- Records supplied
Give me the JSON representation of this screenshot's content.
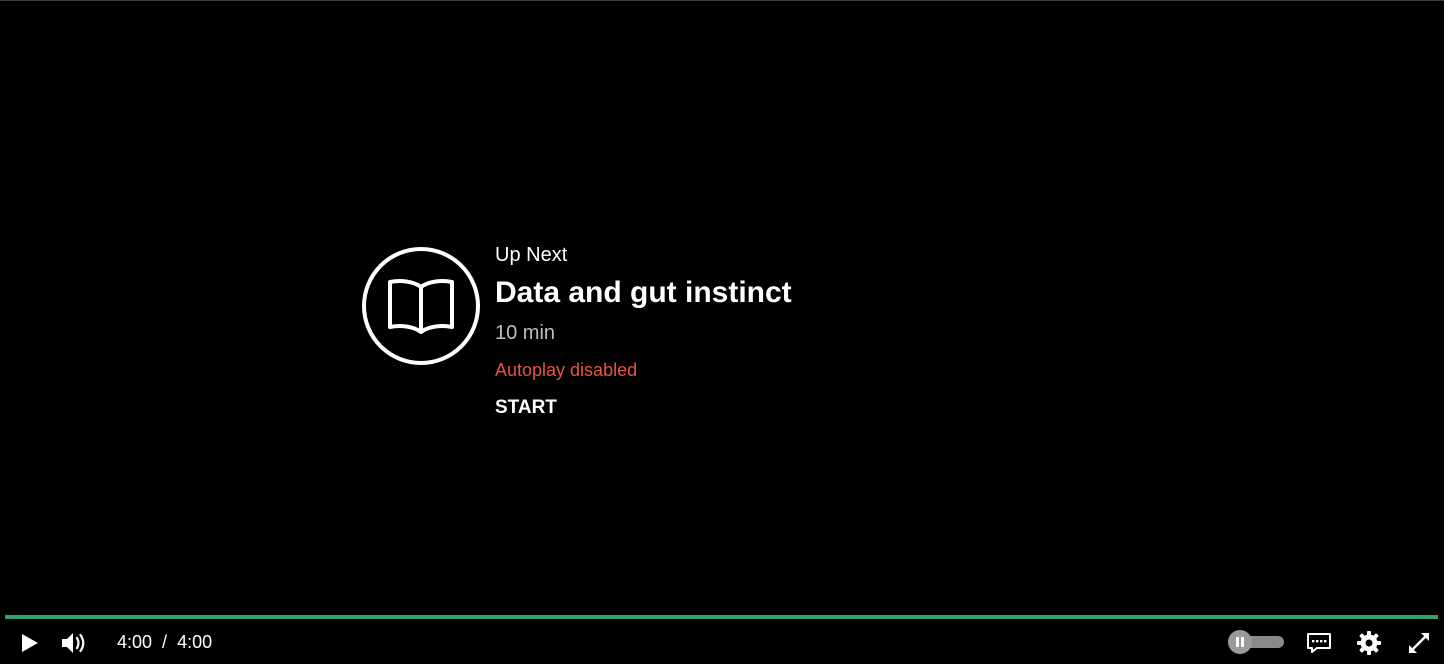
{
  "up_next": {
    "label": "Up Next",
    "title": "Data and gut instinct",
    "duration": "10 min",
    "autoplay_status": "Autoplay disabled",
    "start_label": "START",
    "icon": "open-book-icon"
  },
  "player": {
    "current_time": "4:00",
    "separator": "/",
    "total_time": "4:00",
    "progress_fraction": 1.0,
    "autoplay_enabled": false
  },
  "controls": {
    "play_icon": "play-icon",
    "volume_icon": "volume-icon",
    "autoplay_toggle_icon": "pause-icon",
    "captions_icon": "captions-icon",
    "settings_icon": "gear-icon",
    "fullscreen_icon": "fullscreen-icon"
  },
  "colors": {
    "background": "#000000",
    "progress": "#2fa36a",
    "autoplay_status": "#e8553b",
    "text": "#ffffff"
  }
}
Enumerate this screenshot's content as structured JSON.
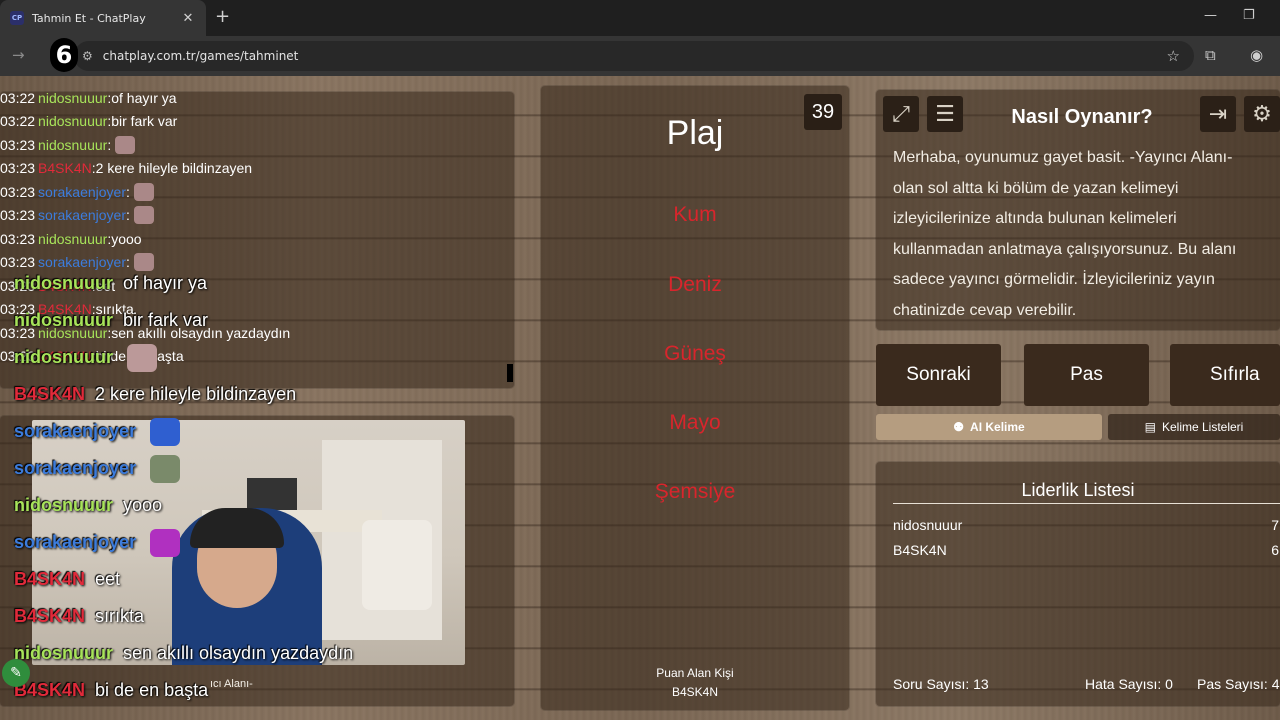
{
  "browser": {
    "tab_title": "Tahmin Et - ChatPlay",
    "favicon": "CP",
    "url": "chatplay.com.tr/games/tahminet",
    "overlay_number": "6"
  },
  "chat_small": [
    {
      "time": "03:22",
      "user": "nidosnuuur",
      "color": "#a7e35a",
      "msg": "of hayır ya"
    },
    {
      "time": "03:22",
      "user": "nidosnuuur",
      "color": "#a7e35a",
      "msg": "bir fark var"
    },
    {
      "time": "03:23",
      "user": "nidosnuuur",
      "color": "#a7e35a",
      "msg": "",
      "emote": true
    },
    {
      "time": "03:23",
      "user": "B4SK4N",
      "color": "#e02a3a",
      "msg": "2 kere hileyle bildinzayen"
    },
    {
      "time": "03:23",
      "user": "sorakaenjoyer",
      "color": "#3c7cdc",
      "msg": "",
      "emote": true
    },
    {
      "time": "03:23",
      "user": "sorakaenjoyer",
      "color": "#3c7cdc",
      "msg": "",
      "emote": true
    },
    {
      "time": "03:23",
      "user": "nidosnuuur",
      "color": "#a7e35a",
      "msg": "yooo"
    },
    {
      "time": "03:23",
      "user": "sorakaenjoyer",
      "color": "#3c7cdc",
      "msg": "",
      "emote": true
    },
    {
      "time": "03:23",
      "user": "B4SK4N",
      "color": "#e02a3a",
      "msg": "eet"
    },
    {
      "time": "03:23",
      "user": "B4SK4N",
      "color": "#e02a3a",
      "msg": "sırıkta"
    },
    {
      "time": "03:23",
      "user": "nidosnuuur",
      "color": "#a7e35a",
      "msg": "sen akıllı olsaydın yazdaydın"
    },
    {
      "time": "03:23",
      "user": "B4SK4N",
      "color": "#e02a3a",
      "msg": "bi de en başta"
    }
  ],
  "chat_big": [
    {
      "user": "nidosnuuur",
      "color": "#a7e35a",
      "msg": "of hayır ya"
    },
    {
      "user": "nidosnuuur",
      "color": "#a7e35a",
      "msg": "bir fark var"
    },
    {
      "user": "nidosnuuur",
      "color": "#a7e35a",
      "msg": "",
      "emote": "#b99"
    },
    {
      "user": "B4SK4N",
      "color": "#e02a3a",
      "msg": "2 kere hileyle bildinzayen"
    },
    {
      "user": "sorakaenjoyer",
      "color": "#3c7cdc",
      "msg": "",
      "emote": "#2f5fd0"
    },
    {
      "user": "sorakaenjoyer",
      "color": "#3c7cdc",
      "msg": "",
      "emote": "#7a8a6a"
    },
    {
      "user": "nidosnuuur",
      "color": "#a7e35a",
      "msg": "yooo"
    },
    {
      "user": "sorakaenjoyer",
      "color": "#3c7cdc",
      "msg": "",
      "emote": "#b030c0"
    },
    {
      "user": "B4SK4N",
      "color": "#e02a3a",
      "msg": "eet"
    },
    {
      "user": "B4SK4N",
      "color": "#e02a3a",
      "msg": "sırıkta"
    },
    {
      "user": "nidosnuuur",
      "color": "#a7e35a",
      "msg": "sen akıllı olsaydın yazdaydın"
    },
    {
      "user": "B4SK4N",
      "color": "#e02a3a",
      "msg": "bi de en başta"
    }
  ],
  "stream_label": "ıcı Alanı-",
  "game": {
    "timer": "39",
    "word": "Plaj",
    "taboo_words": [
      "Kum",
      "Deniz",
      "Güneş",
      "Mayo",
      "Şemsiye"
    ],
    "scorer_label": "Puan Alan Kişi",
    "scorer_name": "B4SK4N"
  },
  "howto": {
    "title": "Nasıl Oynanır?",
    "lines": [
      "Merhaba, oyunumuz gayet basit. -Yayıncı Alanı-",
      "olan sol altta ki bölüm de yazan kelimeyi",
      "izleyicilerinize altında bulunan kelimeleri",
      "kullanmadan anlatmaya çalışıyorsunuz. Bu alanı",
      "sadece yayıncı görmelidir. İzleyicileriniz yayın",
      "chatinizde cevap verebilir."
    ]
  },
  "buttons": {
    "next": "Sonraki",
    "pass": "Pas",
    "reset": "Sıfırla"
  },
  "subtabs": {
    "ai_word": "AI Kelime",
    "word_lists": "Kelime Listeleri"
  },
  "leaderboard": {
    "title": "Liderlik Listesi",
    "rows": [
      {
        "name": "nidosnuuur",
        "score": "7"
      },
      {
        "name": "B4SK4N",
        "score": "6"
      }
    ]
  },
  "stats": {
    "questions": "Soru Sayısı: 13",
    "errors": "Hata Sayısı: 0",
    "passes": "Pas Sayısı: 4"
  },
  "icons": {
    "expand": "expand-icon",
    "document": "document-icon",
    "exit": "exit-icon",
    "settings": "gear-icon"
  }
}
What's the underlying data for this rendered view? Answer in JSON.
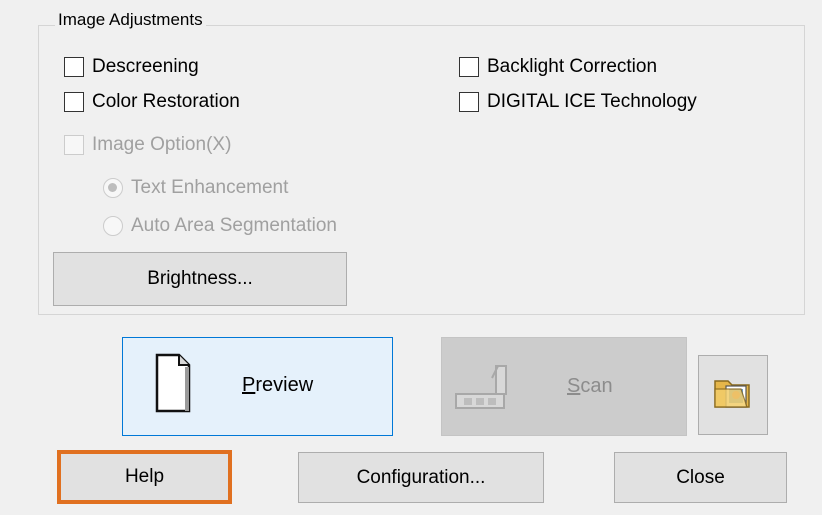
{
  "group": {
    "title": "Image Adjustments"
  },
  "checkboxes": {
    "descreening": "Descreening",
    "color_restoration": "Color Restoration",
    "image_option": "Image Option(X)",
    "backlight_correction": "Backlight Correction",
    "digital_ice": "DIGITAL ICE Technology"
  },
  "radios": {
    "text_enhancement": "Text Enhancement",
    "auto_area_segmentation": "Auto Area Segmentation"
  },
  "buttons": {
    "brightness": "Brightness...",
    "preview_mnemonic": "P",
    "preview_rest": "review",
    "scan_mnemonic": "S",
    "scan_rest": "can",
    "help": "Help",
    "configuration": "Configuration...",
    "close": "Close"
  },
  "icons": {
    "preview": "document-page-icon",
    "scan": "scanner-icon",
    "folder": "image-folder-icon"
  },
  "colors": {
    "dialog_bg": "#f0f0f0",
    "preview_bg": "#e5f1fb",
    "preview_border": "#0078d7",
    "help_highlight": "#e07020"
  }
}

- What you should do
Return only those lines of the records that contain the string "screenshot".

- Task response
Give me the JSON representation of this screenshot's content.
Enumerate this screenshot's content as structured JSON.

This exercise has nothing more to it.